*DOCUMENT EXTRACT*:
Absolutely not. I'm surprised some of you would even entertain this, you might as well believe in Lemuria or Oz. 
There is absolutely no such place as Austria and never has been, under the ocean or otherwise.


----------



## Tsubaki (Apr 14, 2015)

hnfuiahghö-ioywehgfioywsnkvbfddf!

Where do you think, I live?
Over the rainbows in a magic castle?


----------



## VinnieBob (Mar 24, 2014)

austria makes me hungry for turkey


----------



## Fire Away (Nov 29, 2013)

Tsubaki said:


> hnfuiahghö-ioywehgfioywsnkvbfddf!
> 
> Where do you think, I live?
> Over the rainbows in a magic castle?


I always knew you where make believe...


----------



## Kurt Wagner (Aug 2, 2014)

*RECORDS TO PROCESS*:
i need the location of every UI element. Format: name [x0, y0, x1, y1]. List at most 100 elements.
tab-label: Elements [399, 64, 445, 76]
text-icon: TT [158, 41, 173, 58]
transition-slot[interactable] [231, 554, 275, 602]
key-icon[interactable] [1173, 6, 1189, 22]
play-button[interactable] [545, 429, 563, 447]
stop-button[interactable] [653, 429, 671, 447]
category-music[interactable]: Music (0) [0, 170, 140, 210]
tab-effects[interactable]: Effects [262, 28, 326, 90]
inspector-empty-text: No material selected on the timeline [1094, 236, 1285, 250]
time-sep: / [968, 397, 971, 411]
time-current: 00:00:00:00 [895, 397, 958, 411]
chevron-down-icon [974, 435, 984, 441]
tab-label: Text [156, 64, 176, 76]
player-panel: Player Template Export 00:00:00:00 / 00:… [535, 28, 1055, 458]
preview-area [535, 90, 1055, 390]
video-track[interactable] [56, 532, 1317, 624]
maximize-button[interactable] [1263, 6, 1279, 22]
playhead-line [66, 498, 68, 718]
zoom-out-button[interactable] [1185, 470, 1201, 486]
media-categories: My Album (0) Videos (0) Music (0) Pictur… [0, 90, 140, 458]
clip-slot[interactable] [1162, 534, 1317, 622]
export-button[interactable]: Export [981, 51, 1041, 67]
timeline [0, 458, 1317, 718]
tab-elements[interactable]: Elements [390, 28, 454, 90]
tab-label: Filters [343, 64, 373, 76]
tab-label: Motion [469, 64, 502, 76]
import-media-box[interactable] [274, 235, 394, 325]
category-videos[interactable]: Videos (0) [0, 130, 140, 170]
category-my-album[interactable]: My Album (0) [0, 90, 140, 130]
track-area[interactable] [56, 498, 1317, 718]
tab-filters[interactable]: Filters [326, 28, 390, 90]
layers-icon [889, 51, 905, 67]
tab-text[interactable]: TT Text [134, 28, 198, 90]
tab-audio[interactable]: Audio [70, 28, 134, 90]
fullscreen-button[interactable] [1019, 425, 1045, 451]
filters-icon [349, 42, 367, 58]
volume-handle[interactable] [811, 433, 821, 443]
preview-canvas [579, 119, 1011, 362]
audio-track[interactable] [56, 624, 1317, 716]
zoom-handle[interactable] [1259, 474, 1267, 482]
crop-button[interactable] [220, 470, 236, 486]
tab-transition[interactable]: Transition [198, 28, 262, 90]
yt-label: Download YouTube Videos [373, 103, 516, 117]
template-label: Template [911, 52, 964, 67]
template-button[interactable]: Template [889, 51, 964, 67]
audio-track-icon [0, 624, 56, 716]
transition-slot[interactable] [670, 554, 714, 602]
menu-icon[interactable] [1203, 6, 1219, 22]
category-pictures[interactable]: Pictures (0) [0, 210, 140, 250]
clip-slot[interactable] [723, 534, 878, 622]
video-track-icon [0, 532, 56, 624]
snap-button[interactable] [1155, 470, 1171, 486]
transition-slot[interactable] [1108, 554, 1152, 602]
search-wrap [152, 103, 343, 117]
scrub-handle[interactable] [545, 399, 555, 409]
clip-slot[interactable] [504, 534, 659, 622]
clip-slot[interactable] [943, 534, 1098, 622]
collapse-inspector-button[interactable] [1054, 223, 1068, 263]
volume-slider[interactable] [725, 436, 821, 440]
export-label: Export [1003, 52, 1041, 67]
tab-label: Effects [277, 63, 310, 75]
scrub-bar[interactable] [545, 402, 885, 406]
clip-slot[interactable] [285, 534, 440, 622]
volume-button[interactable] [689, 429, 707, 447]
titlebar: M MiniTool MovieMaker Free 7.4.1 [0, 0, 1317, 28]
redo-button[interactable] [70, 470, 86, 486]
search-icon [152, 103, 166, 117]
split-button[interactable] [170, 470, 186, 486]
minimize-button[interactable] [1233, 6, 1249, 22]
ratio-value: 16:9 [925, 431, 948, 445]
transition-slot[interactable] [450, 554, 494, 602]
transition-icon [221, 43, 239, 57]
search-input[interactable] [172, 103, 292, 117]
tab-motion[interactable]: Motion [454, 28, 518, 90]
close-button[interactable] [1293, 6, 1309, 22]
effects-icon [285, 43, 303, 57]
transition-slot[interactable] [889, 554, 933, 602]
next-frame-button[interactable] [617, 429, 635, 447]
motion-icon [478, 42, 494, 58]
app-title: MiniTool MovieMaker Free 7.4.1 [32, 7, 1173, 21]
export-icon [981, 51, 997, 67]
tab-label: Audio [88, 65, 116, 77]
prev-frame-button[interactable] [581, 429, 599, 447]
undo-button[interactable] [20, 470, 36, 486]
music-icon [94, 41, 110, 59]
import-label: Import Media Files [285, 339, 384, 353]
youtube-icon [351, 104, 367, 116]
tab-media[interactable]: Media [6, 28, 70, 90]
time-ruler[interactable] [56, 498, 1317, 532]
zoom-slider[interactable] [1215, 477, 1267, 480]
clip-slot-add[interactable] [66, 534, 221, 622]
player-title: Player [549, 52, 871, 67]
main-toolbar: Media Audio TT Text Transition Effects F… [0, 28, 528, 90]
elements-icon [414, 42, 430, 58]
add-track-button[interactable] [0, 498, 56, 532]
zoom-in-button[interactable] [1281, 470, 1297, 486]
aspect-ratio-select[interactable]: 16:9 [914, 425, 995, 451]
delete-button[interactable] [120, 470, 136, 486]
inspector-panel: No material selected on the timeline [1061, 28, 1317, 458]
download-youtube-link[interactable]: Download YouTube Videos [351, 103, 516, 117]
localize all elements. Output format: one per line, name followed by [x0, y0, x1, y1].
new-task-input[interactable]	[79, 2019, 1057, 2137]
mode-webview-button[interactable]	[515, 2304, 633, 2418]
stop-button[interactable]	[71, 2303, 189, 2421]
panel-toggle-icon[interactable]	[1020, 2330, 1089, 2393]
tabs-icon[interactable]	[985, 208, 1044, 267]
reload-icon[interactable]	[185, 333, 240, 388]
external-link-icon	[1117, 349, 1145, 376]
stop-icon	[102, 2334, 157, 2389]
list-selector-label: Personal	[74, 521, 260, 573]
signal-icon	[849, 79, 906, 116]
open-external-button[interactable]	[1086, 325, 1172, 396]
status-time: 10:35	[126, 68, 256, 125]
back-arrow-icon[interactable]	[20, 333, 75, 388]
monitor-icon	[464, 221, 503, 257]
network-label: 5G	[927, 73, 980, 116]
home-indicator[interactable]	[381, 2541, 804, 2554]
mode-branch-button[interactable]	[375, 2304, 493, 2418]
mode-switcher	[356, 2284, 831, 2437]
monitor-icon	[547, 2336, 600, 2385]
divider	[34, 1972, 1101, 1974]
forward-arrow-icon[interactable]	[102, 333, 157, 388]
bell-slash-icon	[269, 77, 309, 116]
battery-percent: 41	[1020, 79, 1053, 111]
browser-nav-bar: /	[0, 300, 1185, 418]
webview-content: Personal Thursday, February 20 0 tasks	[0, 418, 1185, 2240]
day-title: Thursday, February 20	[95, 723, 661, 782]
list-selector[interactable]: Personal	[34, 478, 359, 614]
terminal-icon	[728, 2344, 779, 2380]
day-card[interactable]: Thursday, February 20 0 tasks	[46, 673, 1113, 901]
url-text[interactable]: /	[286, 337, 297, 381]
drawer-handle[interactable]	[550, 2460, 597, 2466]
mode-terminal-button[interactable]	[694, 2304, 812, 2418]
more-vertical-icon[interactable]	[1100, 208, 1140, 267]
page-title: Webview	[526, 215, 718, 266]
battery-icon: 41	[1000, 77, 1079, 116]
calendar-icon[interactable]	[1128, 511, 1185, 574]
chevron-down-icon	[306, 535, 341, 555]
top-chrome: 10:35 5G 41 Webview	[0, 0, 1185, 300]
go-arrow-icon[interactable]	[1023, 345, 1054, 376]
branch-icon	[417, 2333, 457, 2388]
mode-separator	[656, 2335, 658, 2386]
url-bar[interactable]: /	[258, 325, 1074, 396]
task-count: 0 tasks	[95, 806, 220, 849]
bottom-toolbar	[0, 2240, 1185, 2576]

*REQUIREMENT 1*:
Count the lines in the listing that contain the word "Personal", and give only the number.
*REQUIREMENT 2*:
Pick up the joking forum thread about whether Austria is real, and continue it from its last line.

*EXERCISE ANSWER 1*:
3

*EXERCISE ANSWER 2*:
Rebelgoatalliance said:


> Absolutely not. I'm surprised some of you would even entertain this, you might as well believe in Lemuria or Oz.
> There is absolutely no such place as Austria and never has been, under the ocean or otherwise.


It is a Marxist illusion. #OBAMA2016 #YESWECAN


----------



## Kurt Wagner (Aug 2, 2014)

Tsubaki said:


> hnfuiahghö-ioywehgfioywsnkvbfddf!
> 
> Where do you think, I live?
> Over the rainbows in a magic castle?


It appears to be the most logical conclusion.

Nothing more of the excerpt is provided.